* **Entries from a visual dataset**
_ _ _ _ _

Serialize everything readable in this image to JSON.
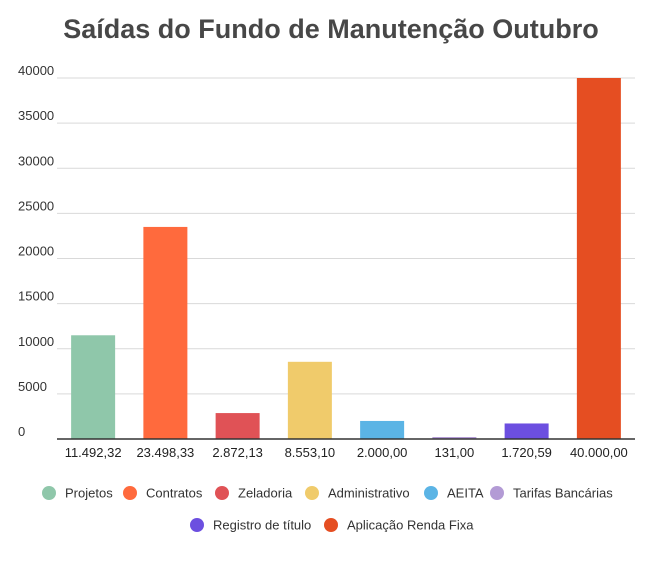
{
  "chart_data": {
    "type": "bar",
    "title": "Saídas do Fundo de Manutenção Outubro",
    "xlabel": "",
    "ylabel": "",
    "ylim": [
      0,
      40000
    ],
    "yticks": [
      0,
      5000,
      10000,
      15000,
      20000,
      25000,
      30000,
      35000,
      40000
    ],
    "grid": true,
    "legend_position": "bottom",
    "categories": [
      "11.492,32",
      "23.498,33",
      "2.872,13",
      "8.553,10",
      "2.000,00",
      "131,00",
      "1.720,59",
      "40.000,00"
    ],
    "series": [
      {
        "name": "Projetos",
        "value": 11492.32,
        "color": "#8fc7aa"
      },
      {
        "name": "Contratos",
        "value": 23498.33,
        "color": "#ff6a3d"
      },
      {
        "name": "Zeladoria",
        "value": 2872.13,
        "color": "#e05256"
      },
      {
        "name": "Administrativo",
        "value": 8553.1,
        "color": "#f0cb6b"
      },
      {
        "name": "AEITA",
        "value": 2000.0,
        "color": "#5bb4e5"
      },
      {
        "name": "Tarifas Bancárias",
        "value": 131.0,
        "color": "#b39bd5"
      },
      {
        "name": "Registro de título",
        "value": 1720.59,
        "color": "#6c4fe0"
      },
      {
        "name": "Aplicação Renda Fixa",
        "value": 40000.0,
        "color": "#e54e22"
      }
    ]
  }
}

_ _ _ _ _

The records above are to be restated exactly, without their pictures.

* **Output for this exercise**
Serialize everything readable in this image to JSON.
{
  "chart_data": {
    "type": "bar",
    "title": "Saídas do Fundo de Manutenção Outubro",
    "xlabel": "",
    "ylabel": "",
    "ylim": [
      0,
      40000
    ],
    "yticks": [
      0,
      5000,
      10000,
      15000,
      20000,
      25000,
      30000,
      35000,
      40000
    ],
    "grid": true,
    "legend_position": "bottom",
    "categories": [
      "11.492,32",
      "23.498,33",
      "2.872,13",
      "8.553,10",
      "2.000,00",
      "131,00",
      "1.720,59",
      "40.000,00"
    ],
    "series": [
      {
        "name": "Projetos",
        "value": 11492.32,
        "color": "#8fc7aa"
      },
      {
        "name": "Contratos",
        "value": 23498.33,
        "color": "#ff6a3d"
      },
      {
        "name": "Zeladoria",
        "value": 2872.13,
        "color": "#e05256"
      },
      {
        "name": "Administrativo",
        "value": 8553.1,
        "color": "#f0cb6b"
      },
      {
        "name": "AEITA",
        "value": 2000.0,
        "color": "#5bb4e5"
      },
      {
        "name": "Tarifas Bancárias",
        "value": 131.0,
        "color": "#b39bd5"
      },
      {
        "name": "Registro de título",
        "value": 1720.59,
        "color": "#6c4fe0"
      },
      {
        "name": "Aplicação Renda Fixa",
        "value": 40000.0,
        "color": "#e54e22"
      }
    ]
  }
}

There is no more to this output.